Convert every line in the records below into a numbered list, omitting any blank lines.

[Listings of element locations]

------------------------------------

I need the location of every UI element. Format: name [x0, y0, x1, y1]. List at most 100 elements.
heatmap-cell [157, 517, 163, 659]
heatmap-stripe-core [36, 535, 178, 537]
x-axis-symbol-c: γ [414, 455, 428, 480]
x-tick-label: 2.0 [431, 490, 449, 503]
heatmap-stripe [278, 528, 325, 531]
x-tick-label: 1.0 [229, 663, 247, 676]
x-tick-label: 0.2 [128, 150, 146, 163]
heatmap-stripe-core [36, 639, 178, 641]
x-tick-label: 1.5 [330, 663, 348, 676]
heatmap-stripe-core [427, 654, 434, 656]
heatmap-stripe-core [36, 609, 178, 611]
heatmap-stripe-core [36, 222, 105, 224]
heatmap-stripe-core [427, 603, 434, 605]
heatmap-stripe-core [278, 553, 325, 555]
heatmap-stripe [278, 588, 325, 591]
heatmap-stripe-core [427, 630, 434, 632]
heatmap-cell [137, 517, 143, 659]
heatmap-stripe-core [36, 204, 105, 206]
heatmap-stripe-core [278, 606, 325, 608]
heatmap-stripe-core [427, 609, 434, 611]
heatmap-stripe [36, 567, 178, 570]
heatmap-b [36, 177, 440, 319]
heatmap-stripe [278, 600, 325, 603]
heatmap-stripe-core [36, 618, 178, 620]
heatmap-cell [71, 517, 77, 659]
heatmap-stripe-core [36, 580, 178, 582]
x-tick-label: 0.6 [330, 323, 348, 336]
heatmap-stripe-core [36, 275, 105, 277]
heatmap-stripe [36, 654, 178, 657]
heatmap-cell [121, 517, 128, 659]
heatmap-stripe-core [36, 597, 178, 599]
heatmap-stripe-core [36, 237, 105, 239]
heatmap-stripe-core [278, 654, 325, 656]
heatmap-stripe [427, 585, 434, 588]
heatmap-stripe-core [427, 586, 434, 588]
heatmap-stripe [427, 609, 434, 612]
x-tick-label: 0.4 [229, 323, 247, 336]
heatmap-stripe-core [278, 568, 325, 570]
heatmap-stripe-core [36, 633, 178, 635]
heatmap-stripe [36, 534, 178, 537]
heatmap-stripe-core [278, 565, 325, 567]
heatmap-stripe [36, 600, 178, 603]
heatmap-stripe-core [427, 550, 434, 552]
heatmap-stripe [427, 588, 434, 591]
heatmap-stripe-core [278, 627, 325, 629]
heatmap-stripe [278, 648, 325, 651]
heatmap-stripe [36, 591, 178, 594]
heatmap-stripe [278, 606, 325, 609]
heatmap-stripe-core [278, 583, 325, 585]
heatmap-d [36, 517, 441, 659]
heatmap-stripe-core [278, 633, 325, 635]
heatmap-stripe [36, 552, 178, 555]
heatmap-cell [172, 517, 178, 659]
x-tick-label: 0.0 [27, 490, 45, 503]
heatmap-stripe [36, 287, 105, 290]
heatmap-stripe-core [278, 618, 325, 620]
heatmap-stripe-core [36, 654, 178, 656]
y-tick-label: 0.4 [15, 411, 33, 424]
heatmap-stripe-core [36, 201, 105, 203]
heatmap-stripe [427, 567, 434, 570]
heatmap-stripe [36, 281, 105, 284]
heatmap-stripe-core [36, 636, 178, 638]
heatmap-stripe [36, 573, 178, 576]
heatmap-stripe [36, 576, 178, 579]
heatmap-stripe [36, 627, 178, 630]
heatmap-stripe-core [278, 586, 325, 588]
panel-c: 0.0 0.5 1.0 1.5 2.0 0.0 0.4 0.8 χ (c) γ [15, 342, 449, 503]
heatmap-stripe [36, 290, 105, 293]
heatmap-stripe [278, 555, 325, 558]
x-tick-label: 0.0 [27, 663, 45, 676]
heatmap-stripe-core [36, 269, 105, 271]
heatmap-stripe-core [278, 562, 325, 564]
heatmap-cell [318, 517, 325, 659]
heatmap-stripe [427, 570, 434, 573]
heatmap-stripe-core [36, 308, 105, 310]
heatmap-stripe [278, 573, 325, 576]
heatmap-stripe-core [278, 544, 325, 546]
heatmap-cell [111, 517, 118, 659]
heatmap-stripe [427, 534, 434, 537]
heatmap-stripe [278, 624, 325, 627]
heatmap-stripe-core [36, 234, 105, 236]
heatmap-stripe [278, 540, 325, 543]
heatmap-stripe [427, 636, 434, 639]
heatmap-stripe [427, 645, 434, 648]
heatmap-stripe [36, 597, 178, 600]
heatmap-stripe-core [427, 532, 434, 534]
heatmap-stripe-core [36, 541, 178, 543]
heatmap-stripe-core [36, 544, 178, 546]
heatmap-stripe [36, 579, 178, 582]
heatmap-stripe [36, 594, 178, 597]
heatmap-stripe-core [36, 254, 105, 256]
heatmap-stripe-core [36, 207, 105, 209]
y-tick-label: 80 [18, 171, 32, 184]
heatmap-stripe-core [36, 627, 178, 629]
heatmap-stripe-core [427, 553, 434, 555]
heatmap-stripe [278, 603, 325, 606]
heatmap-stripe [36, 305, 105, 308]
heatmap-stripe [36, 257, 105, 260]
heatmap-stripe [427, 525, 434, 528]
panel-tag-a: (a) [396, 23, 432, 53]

------------------------------------

**REPLY**
1. I need the location of every UI element. Format: name [x0, y0, x1, y1]. List at most 100 elements.
2. heatmap-cell [157, 517, 163, 659]
3. heatmap-stripe-core [36, 535, 178, 537]
4. x-axis-symbol-c: γ [414, 455, 428, 480]
5. x-tick-label: 2.0 [431, 490, 449, 503]
6. heatmap-stripe [278, 528, 325, 531]
7. x-tick-label: 1.0 [229, 663, 247, 676]
8. x-tick-label: 0.2 [128, 150, 146, 163]
9. heatmap-stripe-core [36, 639, 178, 641]
10. x-tick-label: 1.5 [330, 663, 348, 676]
11. heatmap-stripe-core [427, 654, 434, 656]
12. heatmap-stripe-core [36, 609, 178, 611]
13. heatmap-stripe-core [36, 222, 105, 224]
14. heatmap-stripe-core [427, 603, 434, 605]
15. heatmap-stripe-core [278, 553, 325, 555]
16. heatmap-stripe [278, 588, 325, 591]
17. heatmap-stripe-core [427, 630, 434, 632]
18. heatmap-cell [137, 517, 143, 659]
19. heatmap-stripe-core [36, 204, 105, 206]
20. heatmap-stripe-core [278, 606, 325, 608]
21. heatmap-stripe-core [427, 609, 434, 611]
22. heatmap-stripe [36, 567, 178, 570]
23. heatmap-b [36, 177, 440, 319]
24. heatmap-stripe [278, 600, 325, 603]
25. heatmap-stripe-core [36, 618, 178, 620]
26. heatmap-cell [71, 517, 77, 659]
27. heatmap-stripe-core [36, 580, 178, 582]
28. x-tick-label: 0.6 [330, 323, 348, 336]
29. heatmap-stripe-core [36, 275, 105, 277]
30. heatmap-stripe [36, 654, 178, 657]
31. heatmap-cell [121, 517, 128, 659]
32. heatmap-stripe-core [36, 597, 178, 599]
33. heatmap-stripe-core [36, 237, 105, 239]
34. heatmap-stripe-core [278, 654, 325, 656]
35. heatmap-stripe [427, 585, 434, 588]
36. heatmap-stripe-core [427, 586, 434, 588]
37. heatmap-stripe [427, 609, 434, 612]
38. x-tick-label: 0.4 [229, 323, 247, 336]
39. heatmap-stripe-core [278, 568, 325, 570]
40. heatmap-stripe-core [36, 633, 178, 635]
41. heatmap-stripe [36, 534, 178, 537]
42. heatmap-stripe-core [278, 565, 325, 567]
43. heatmap-stripe [36, 600, 178, 603]
44. heatmap-stripe-core [427, 550, 434, 552]
45. heatmap-stripe [427, 588, 434, 591]
46. heatmap-stripe-core [278, 627, 325, 629]
47. heatmap-stripe [278, 648, 325, 651]
48. heatmap-stripe [36, 591, 178, 594]
49. heatmap-stripe [278, 606, 325, 609]
50. heatmap-stripe-core [278, 583, 325, 585]
51. heatmap-d [36, 517, 441, 659]
52. heatmap-stripe-core [278, 633, 325, 635]
53. heatmap-stripe [36, 552, 178, 555]
54. heatmap-cell [172, 517, 178, 659]
55. x-tick-label: 0.0 [27, 490, 45, 503]
56. heatmap-stripe [36, 287, 105, 290]
57. heatmap-stripe-core [278, 618, 325, 620]
58. heatmap-stripe-core [36, 654, 178, 656]
59. y-tick-label: 0.4 [15, 411, 33, 424]
60. heatmap-stripe-core [36, 201, 105, 203]
61. heatmap-stripe [427, 567, 434, 570]
62. heatmap-stripe [36, 281, 105, 284]
63. heatmap-stripe-core [36, 636, 178, 638]
64. heatmap-stripe [36, 573, 178, 576]
65. heatmap-stripe [36, 576, 178, 579]
66. heatmap-stripe [36, 627, 178, 630]
67. heatmap-stripe-core [278, 586, 325, 588]
68. panel-c: 0.0 0.5 1.0 1.5 2.0 0.0 0.4 0.8 χ (c) γ [15, 342, 449, 503]
69. heatmap-stripe [36, 290, 105, 293]
70. heatmap-stripe [278, 555, 325, 558]
71. x-tick-label: 0.0 [27, 663, 45, 676]
72. heatmap-stripe-core [36, 269, 105, 271]
73. heatmap-stripe-core [278, 562, 325, 564]
74. heatmap-cell [318, 517, 325, 659]
75. heatmap-stripe [427, 570, 434, 573]
76. heatmap-stripe-core [36, 308, 105, 310]
77. heatmap-stripe [278, 573, 325, 576]
78. heatmap-stripe-core [278, 544, 325, 546]
79. heatmap-cell [111, 517, 118, 659]
80. heatmap-stripe [427, 534, 434, 537]
81. heatmap-stripe [278, 624, 325, 627]
82. heatmap-stripe-core [36, 234, 105, 236]
83. heatmap-stripe [278, 540, 325, 543]
84. heatmap-stripe [427, 636, 434, 639]
85. heatmap-stripe [427, 645, 434, 648]
86. heatmap-stripe [36, 597, 178, 600]
87. heatmap-stripe-core [427, 532, 434, 534]
88. heatmap-stripe-core [36, 541, 178, 543]
89. heatmap-stripe-core [36, 544, 178, 546]
90. heatmap-stripe [36, 579, 178, 582]
91. heatmap-stripe [36, 594, 178, 597]
92. heatmap-stripe-core [36, 254, 105, 256]
93. heatmap-stripe-core [36, 207, 105, 209]
94. y-tick-label: 80 [18, 171, 32, 184]
95. heatmap-stripe-core [36, 627, 178, 629]
96. heatmap-stripe-core [427, 553, 434, 555]
97. heatmap-stripe [278, 603, 325, 606]
98. heatmap-stripe [36, 305, 105, 308]
99. heatmap-stripe [36, 257, 105, 260]
100. heatmap-stripe [427, 525, 434, 528]
101. panel-tag-a: (a) [396, 23, 432, 53]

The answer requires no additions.